TASK STATEMENT
From the entries that follow, list every line in which the string "this" appears.

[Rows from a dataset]
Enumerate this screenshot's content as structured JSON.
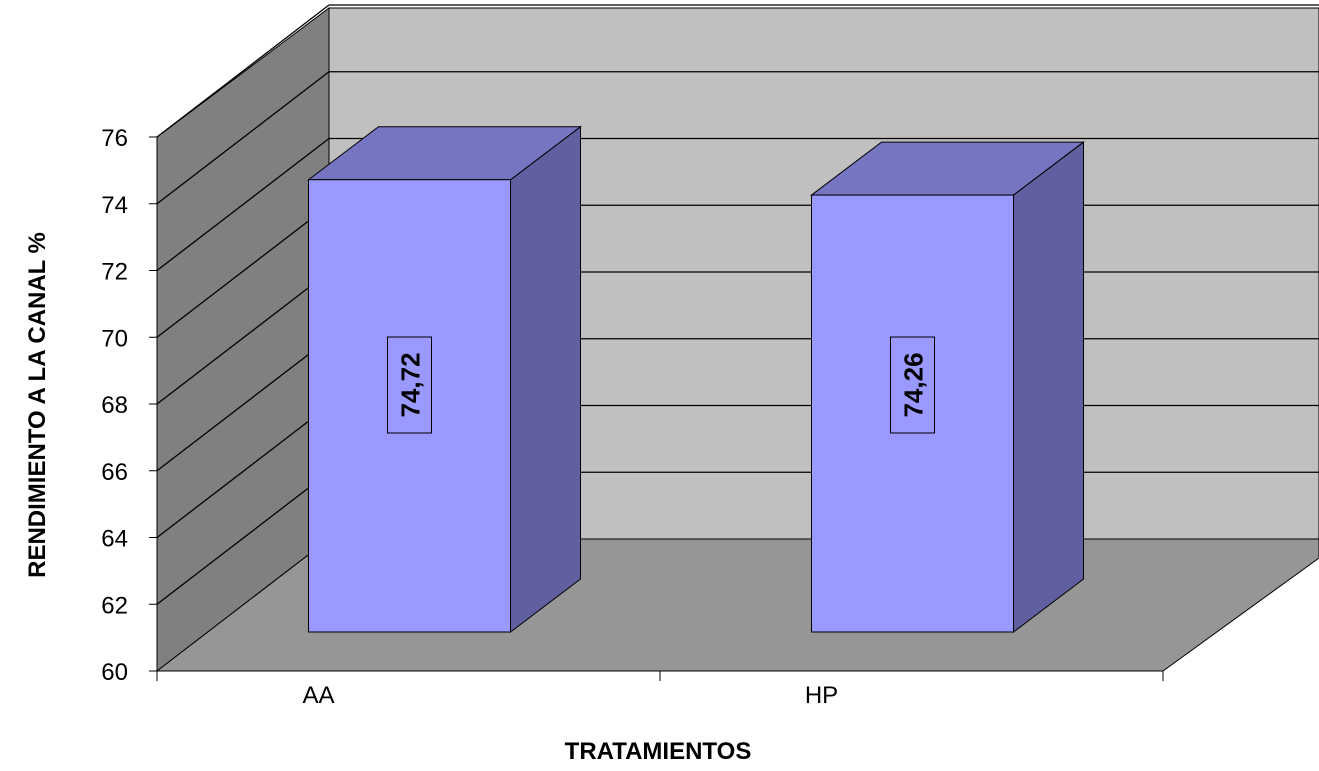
{
  "chart_data": {
    "type": "bar",
    "categories": [
      "AA",
      "HP"
    ],
    "values": [
      74.72,
      74.26
    ],
    "value_labels": [
      "74,72",
      "74,26"
    ],
    "xlabel": "TRATAMIENTOS",
    "ylabel": "RENDIMIENTO A LA CANAL %",
    "ylim": [
      60,
      76
    ],
    "yticks": [
      60,
      62,
      64,
      66,
      68,
      70,
      72,
      74,
      76
    ],
    "grid": true,
    "legend": "none",
    "style": "3d-column",
    "colors": {
      "bar_front": "#9999ff",
      "bar_top": "#7575c2",
      "bar_side": "#6060a0",
      "back_wall": "#c0c0c0",
      "side_wall": "#808080",
      "floor": "#969696"
    }
  }
}
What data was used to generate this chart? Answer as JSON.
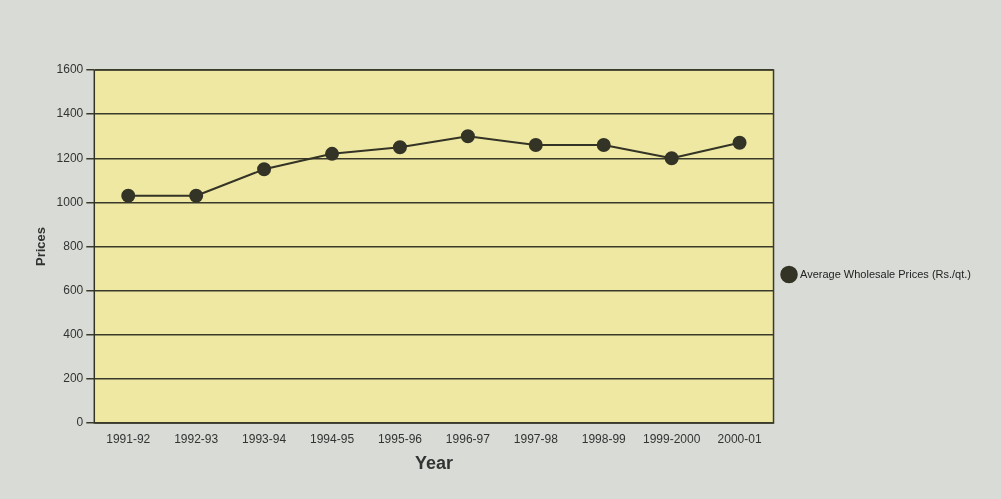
{
  "chart_data": {
    "type": "line",
    "xlabel": "Year",
    "ylabel": "Prices",
    "categories": [
      "1991-92",
      "1992-93",
      "1993-94",
      "1994-95",
      "1995-96",
      "1996-97",
      "1997-98",
      "1998-99",
      "1999-2000",
      "2000-01"
    ],
    "series": [
      {
        "name": "Average Wholesale Prices (Rs./qt.)",
        "color": "#333326",
        "values": [
          1030,
          1030,
          1150,
          1220,
          1250,
          1300,
          1260,
          1260,
          1200,
          1270
        ]
      }
    ],
    "ylim": [
      0,
      1600
    ],
    "yticks": [
      0,
      200,
      400,
      600,
      800,
      1000,
      1200,
      1400,
      1600
    ],
    "grid": "y",
    "legend": "right",
    "marker": "circle"
  }
}
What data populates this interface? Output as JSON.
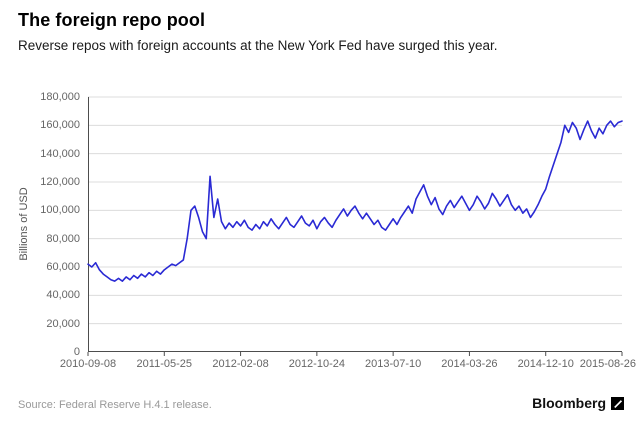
{
  "header": {
    "title": "The foreign repo pool",
    "subtitle": "Reverse repos with foreign accounts at the New York Fed have surged this year."
  },
  "footer": {
    "source": "Source: Federal Reserve H.4.1 release.",
    "brand": "Bloomberg"
  },
  "icons": {
    "brand_mark": "bloomberg-square-mark"
  },
  "chart_data": {
    "type": "line",
    "title": "The foreign repo pool",
    "xlabel": "",
    "ylabel": "Billions of USD",
    "ylim": [
      0,
      180000
    ],
    "ytick_values": [
      0,
      20000,
      40000,
      60000,
      80000,
      100000,
      120000,
      140000,
      160000,
      180000
    ],
    "ytick_labels": [
      "0",
      "20,000",
      "40,000",
      "60,000",
      "80,000",
      "100,000",
      "120,000",
      "140,000",
      "160,000",
      "180,000"
    ],
    "xticks": [
      "2010-09-08",
      "2011-05-25",
      "2012-02-08",
      "2012-10-24",
      "2013-07-10",
      "2014-03-26",
      "2014-12-10",
      "2015-08-26"
    ],
    "x_range": [
      "2010-09-08",
      "2015-08-26"
    ],
    "x_note": "weekly observations, evenly spaced",
    "grid": true,
    "legend": "none",
    "line_color": "#2a2ad4",
    "values": [
      62000,
      60000,
      63000,
      58000,
      55000,
      53000,
      51000,
      50000,
      52000,
      50000,
      53000,
      51000,
      54000,
      52000,
      55000,
      53000,
      56000,
      54000,
      57000,
      55000,
      58000,
      60000,
      62000,
      61000,
      63000,
      65000,
      80000,
      100000,
      103000,
      95000,
      85000,
      80000,
      124000,
      95000,
      108000,
      92000,
      87000,
      91000,
      88000,
      92000,
      89000,
      93000,
      88000,
      86000,
      90000,
      87000,
      92000,
      89000,
      94000,
      90000,
      87000,
      91000,
      95000,
      90000,
      88000,
      92000,
      96000,
      91000,
      89000,
      93000,
      87000,
      92000,
      95000,
      91000,
      88000,
      93000,
      97000,
      101000,
      96000,
      100000,
      103000,
      98000,
      94000,
      98000,
      94000,
      90000,
      93000,
      88000,
      86000,
      90000,
      94000,
      90000,
      95000,
      99000,
      103000,
      98000,
      108000,
      113000,
      118000,
      110000,
      104000,
      109000,
      101000,
      97000,
      103000,
      107000,
      102000,
      106000,
      110000,
      105000,
      100000,
      104000,
      110000,
      106000,
      101000,
      105000,
      112000,
      108000,
      103000,
      107000,
      111000,
      104000,
      100000,
      103000,
      98000,
      101000,
      95000,
      99000,
      104000,
      110000,
      115000,
      124000,
      132000,
      140000,
      148000,
      160000,
      155000,
      162000,
      158000,
      150000,
      157000,
      163000,
      156000,
      151000,
      158000,
      154000,
      160000,
      163000,
      159000,
      162000,
      163000
    ]
  }
}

RESULT
Enumerate this screenshot's content as structured JSON.
What data was used to generate this chart? Answer as JSON.
What data populates this interface? Output as JSON.
    "subtitle": "Reverse repos with foreign accounts at the New York Fed have surged this year."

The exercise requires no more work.